**What needs to be done:** Type out the material below exactly.

**Provided records:**
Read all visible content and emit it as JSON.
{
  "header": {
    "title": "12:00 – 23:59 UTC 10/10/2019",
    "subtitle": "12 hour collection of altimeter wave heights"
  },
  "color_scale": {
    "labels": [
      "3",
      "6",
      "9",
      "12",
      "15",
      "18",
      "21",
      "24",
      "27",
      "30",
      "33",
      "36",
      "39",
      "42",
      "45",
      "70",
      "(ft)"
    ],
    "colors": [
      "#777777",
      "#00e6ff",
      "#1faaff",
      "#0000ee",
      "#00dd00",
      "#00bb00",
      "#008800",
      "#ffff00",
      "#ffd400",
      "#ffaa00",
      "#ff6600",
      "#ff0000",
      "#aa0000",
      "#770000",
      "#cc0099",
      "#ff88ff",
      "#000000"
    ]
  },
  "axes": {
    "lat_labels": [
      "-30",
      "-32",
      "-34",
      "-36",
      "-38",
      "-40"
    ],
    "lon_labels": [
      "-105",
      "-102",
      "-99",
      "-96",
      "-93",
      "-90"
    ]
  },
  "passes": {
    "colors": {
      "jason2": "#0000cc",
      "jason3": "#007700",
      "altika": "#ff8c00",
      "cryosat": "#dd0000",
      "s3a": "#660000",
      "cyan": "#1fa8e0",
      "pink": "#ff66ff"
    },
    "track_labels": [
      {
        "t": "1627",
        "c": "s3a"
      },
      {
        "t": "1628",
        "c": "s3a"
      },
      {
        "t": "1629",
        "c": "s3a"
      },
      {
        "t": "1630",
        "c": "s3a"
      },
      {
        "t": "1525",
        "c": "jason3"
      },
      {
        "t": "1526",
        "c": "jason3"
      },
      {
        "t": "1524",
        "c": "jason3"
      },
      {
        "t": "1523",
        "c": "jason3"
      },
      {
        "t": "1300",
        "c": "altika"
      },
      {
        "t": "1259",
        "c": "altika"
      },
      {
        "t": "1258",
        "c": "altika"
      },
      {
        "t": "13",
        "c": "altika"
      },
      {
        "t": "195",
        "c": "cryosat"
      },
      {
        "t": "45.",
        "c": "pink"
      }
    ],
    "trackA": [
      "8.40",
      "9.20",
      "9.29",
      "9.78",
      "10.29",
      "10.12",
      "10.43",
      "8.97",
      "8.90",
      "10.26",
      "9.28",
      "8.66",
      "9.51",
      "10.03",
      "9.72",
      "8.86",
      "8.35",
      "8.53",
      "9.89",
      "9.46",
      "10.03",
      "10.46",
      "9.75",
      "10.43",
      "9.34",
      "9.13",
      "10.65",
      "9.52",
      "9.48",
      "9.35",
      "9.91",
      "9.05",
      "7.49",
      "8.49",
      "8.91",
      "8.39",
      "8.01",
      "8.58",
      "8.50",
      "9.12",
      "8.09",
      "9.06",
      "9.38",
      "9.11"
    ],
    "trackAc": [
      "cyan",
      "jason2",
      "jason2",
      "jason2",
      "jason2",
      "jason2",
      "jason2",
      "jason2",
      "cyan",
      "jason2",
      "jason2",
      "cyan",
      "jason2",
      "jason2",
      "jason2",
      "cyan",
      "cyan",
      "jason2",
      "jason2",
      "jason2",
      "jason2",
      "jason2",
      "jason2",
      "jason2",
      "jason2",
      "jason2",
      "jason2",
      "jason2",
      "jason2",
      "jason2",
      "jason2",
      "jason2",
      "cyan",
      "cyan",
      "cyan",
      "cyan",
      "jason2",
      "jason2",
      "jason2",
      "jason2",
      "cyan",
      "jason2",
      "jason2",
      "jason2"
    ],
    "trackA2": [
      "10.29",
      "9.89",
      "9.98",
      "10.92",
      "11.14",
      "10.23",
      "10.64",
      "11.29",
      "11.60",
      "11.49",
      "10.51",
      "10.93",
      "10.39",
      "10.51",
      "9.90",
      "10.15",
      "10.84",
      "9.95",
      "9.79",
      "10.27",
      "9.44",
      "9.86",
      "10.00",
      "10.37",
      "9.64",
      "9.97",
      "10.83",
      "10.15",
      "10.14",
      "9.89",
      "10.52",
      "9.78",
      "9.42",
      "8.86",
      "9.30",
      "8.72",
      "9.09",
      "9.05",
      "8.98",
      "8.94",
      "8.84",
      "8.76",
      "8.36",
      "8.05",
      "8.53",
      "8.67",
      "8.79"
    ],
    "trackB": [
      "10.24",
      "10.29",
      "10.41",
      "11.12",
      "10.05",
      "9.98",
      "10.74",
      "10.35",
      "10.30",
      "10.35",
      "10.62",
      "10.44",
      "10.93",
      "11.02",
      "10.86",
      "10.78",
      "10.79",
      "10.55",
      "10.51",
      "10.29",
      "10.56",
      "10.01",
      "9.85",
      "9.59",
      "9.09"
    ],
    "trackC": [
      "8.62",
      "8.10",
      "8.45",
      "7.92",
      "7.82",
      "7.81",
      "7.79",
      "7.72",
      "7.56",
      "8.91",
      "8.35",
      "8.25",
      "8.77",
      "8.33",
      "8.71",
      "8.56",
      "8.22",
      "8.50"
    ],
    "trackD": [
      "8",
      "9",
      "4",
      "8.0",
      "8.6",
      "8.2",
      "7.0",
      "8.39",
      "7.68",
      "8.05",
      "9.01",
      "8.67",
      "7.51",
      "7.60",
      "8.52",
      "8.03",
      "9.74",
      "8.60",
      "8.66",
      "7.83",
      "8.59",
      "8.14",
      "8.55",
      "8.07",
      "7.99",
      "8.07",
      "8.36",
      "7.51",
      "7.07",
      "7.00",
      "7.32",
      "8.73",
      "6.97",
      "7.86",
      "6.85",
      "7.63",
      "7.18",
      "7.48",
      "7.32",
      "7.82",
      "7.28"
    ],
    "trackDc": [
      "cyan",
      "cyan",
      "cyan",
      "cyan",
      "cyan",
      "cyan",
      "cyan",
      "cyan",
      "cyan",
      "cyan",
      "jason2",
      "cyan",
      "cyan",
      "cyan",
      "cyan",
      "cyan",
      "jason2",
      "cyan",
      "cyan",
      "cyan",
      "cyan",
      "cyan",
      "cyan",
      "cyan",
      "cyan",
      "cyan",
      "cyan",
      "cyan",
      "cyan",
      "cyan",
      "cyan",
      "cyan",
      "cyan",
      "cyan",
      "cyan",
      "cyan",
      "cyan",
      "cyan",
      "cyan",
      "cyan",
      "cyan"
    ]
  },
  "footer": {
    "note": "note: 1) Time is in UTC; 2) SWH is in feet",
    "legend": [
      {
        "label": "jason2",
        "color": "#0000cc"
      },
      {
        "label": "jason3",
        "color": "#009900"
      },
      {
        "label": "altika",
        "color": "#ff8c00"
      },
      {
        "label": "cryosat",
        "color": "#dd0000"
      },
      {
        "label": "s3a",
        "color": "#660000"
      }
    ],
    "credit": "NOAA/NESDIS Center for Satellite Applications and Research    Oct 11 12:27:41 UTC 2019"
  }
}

**Task output:**
Read all visible content and emit it as JSON.
{
  "header": {
    "title": "12:00 – 23:59 UTC 10/10/2019",
    "subtitle": "12 hour collection of altimeter wave heights"
  },
  "color_scale": {
    "labels": [
      "3",
      "6",
      "9",
      "12",
      "15",
      "18",
      "21",
      "24",
      "27",
      "30",
      "33",
      "36",
      "39",
      "42",
      "45",
      "70",
      "(ft)"
    ],
    "colors": [
      "#777777",
      "#00e6ff",
      "#1faaff",
      "#0000ee",
      "#00dd00",
      "#00bb00",
      "#008800",
      "#ffff00",
      "#ffd400",
      "#ffaa00",
      "#ff6600",
      "#ff0000",
      "#aa0000",
      "#770000",
      "#cc0099",
      "#ff88ff",
      "#000000"
    ]
  },
  "axes": {
    "lat_labels": [
      "-30",
      "-32",
      "-34",
      "-36",
      "-38",
      "-40"
    ],
    "lon_labels": [
      "-105",
      "-102",
      "-99",
      "-96",
      "-93",
      "-90"
    ]
  },
  "passes": {
    "colors": {
      "jason2": "#0000cc",
      "jason3": "#007700",
      "altika": "#ff8c00",
      "cryosat": "#dd0000",
      "s3a": "#660000",
      "cyan": "#1fa8e0",
      "pink": "#ff66ff"
    },
    "track_labels": [
      {
        "t": "1627",
        "c": "s3a"
      },
      {
        "t": "1628",
        "c": "s3a"
      },
      {
        "t": "1629",
        "c": "s3a"
      },
      {
        "t": "1630",
        "c": "s3a"
      },
      {
        "t": "1525",
        "c": "jason3"
      },
      {
        "t": "1526",
        "c": "jason3"
      },
      {
        "t": "1524",
        "c": "jason3"
      },
      {
        "t": "1523",
        "c": "jason3"
      },
      {
        "t": "1300",
        "c": "altika"
      },
      {
        "t": "1259",
        "c": "altika"
      },
      {
        "t": "1258",
        "c": "altika"
      },
      {
        "t": "13",
        "c": "altika"
      },
      {
        "t": "195",
        "c": "cryosat"
      },
      {
        "t": "45.",
        "c": "pink"
      }
    ],
    "trackA": [
      "8.40",
      "9.20",
      "9.29",
      "9.78",
      "10.29",
      "10.12",
      "10.43",
      "8.97",
      "8.90",
      "10.26",
      "9.28",
      "8.66",
      "9.51",
      "10.03",
      "9.72",
      "8.86",
      "8.35",
      "8.53",
      "9.89",
      "9.46",
      "10.03",
      "10.46",
      "9.75",
      "10.43",
      "9.34",
      "9.13",
      "10.65",
      "9.52",
      "9.48",
      "9.35",
      "9.91",
      "9.05",
      "7.49",
      "8.49",
      "8.91",
      "8.39",
      "8.01",
      "8.58",
      "8.50",
      "9.12",
      "8.09",
      "9.06",
      "9.38",
      "9.11"
    ],
    "trackAc": [
      "cyan",
      "jason2",
      "jason2",
      "jason2",
      "jason2",
      "jason2",
      "jason2",
      "jason2",
      "cyan",
      "jason2",
      "jason2",
      "cyan",
      "jason2",
      "jason2",
      "jason2",
      "cyan",
      "cyan",
      "jason2",
      "jason2",
      "jason2",
      "jason2",
      "jason2",
      "jason2",
      "jason2",
      "jason2",
      "jason2",
      "jason2",
      "jason2",
      "jason2",
      "jason2",
      "jason2",
      "jason2",
      "cyan",
      "cyan",
      "cyan",
      "cyan",
      "jason2",
      "jason2",
      "jason2",
      "jason2",
      "cyan",
      "jason2",
      "jason2",
      "jason2"
    ],
    "trackA2": [
      "10.29",
      "9.89",
      "9.98",
      "10.92",
      "11.14",
      "10.23",
      "10.64",
      "11.29",
      "11.60",
      "11.49",
      "10.51",
      "10.93",
      "10.39",
      "10.51",
      "9.90",
      "10.15",
      "10.84",
      "9.95",
      "9.79",
      "10.27",
      "9.44",
      "9.86",
      "10.00",
      "10.37",
      "9.64",
      "9.97",
      "10.83",
      "10.15",
      "10.14",
      "9.89",
      "10.52",
      "9.78",
      "9.42",
      "8.86",
      "9.30",
      "8.72",
      "9.09",
      "9.05",
      "8.98",
      "8.94",
      "8.84",
      "8.76",
      "8.36",
      "8.05",
      "8.53",
      "8.67",
      "8.79"
    ],
    "trackB": [
      "10.24",
      "10.29",
      "10.41",
      "11.12",
      "10.05",
      "9.98",
      "10.74",
      "10.35",
      "10.30",
      "10.35",
      "10.62",
      "10.44",
      "10.93",
      "11.02",
      "10.86",
      "10.78",
      "10.79",
      "10.55",
      "10.51",
      "10.29",
      "10.56",
      "10.01",
      "9.85",
      "9.59",
      "9.09"
    ],
    "trackC": [
      "8.62",
      "8.10",
      "8.45",
      "7.92",
      "7.82",
      "7.81",
      "7.79",
      "7.72",
      "7.56",
      "8.91",
      "8.35",
      "8.25",
      "8.77",
      "8.33",
      "8.71",
      "8.56",
      "8.22",
      "8.50"
    ],
    "trackD": [
      "8",
      "9",
      "4",
      "8.0",
      "8.6",
      "8.2",
      "7.0",
      "8.39",
      "7.68",
      "8.05",
      "9.01",
      "8.67",
      "7.51",
      "7.60",
      "8.52",
      "8.03",
      "9.74",
      "8.60",
      "8.66",
      "7.83",
      "8.59",
      "8.14",
      "8.55",
      "8.07",
      "7.99",
      "8.07",
      "8.36",
      "7.51",
      "7.07",
      "7.00",
      "7.32",
      "8.73",
      "6.97",
      "7.86",
      "6.85",
      "7.63",
      "7.18",
      "7.48",
      "7.32",
      "7.82",
      "7.28"
    ],
    "trackDc": [
      "cyan",
      "cyan",
      "cyan",
      "cyan",
      "cyan",
      "cyan",
      "cyan",
      "cyan",
      "cyan",
      "cyan",
      "jason2",
      "cyan",
      "cyan",
      "cyan",
      "cyan",
      "cyan",
      "jason2",
      "cyan",
      "cyan",
      "cyan",
      "cyan",
      "cyan",
      "cyan",
      "cyan",
      "cyan",
      "cyan",
      "cyan",
      "cyan",
      "cyan",
      "cyan",
      "cyan",
      "cyan",
      "cyan",
      "cyan",
      "cyan",
      "cyan",
      "cyan",
      "cyan",
      "cyan",
      "cyan",
      "cyan"
    ]
  },
  "footer": {
    "note": "note: 1) Time is in UTC; 2) SWH is in feet",
    "legend": [
      {
        "label": "jason2",
        "color": "#0000cc"
      },
      {
        "label": "jason3",
        "color": "#009900"
      },
      {
        "label": "altika",
        "color": "#ff8c00"
      },
      {
        "label": "cryosat",
        "color": "#dd0000"
      },
      {
        "label": "s3a",
        "color": "#660000"
      }
    ],
    "credit": "NOAA/NESDIS Center for Satellite Applications and Research    Oct 11 12:27:41 UTC 2019"
  }
}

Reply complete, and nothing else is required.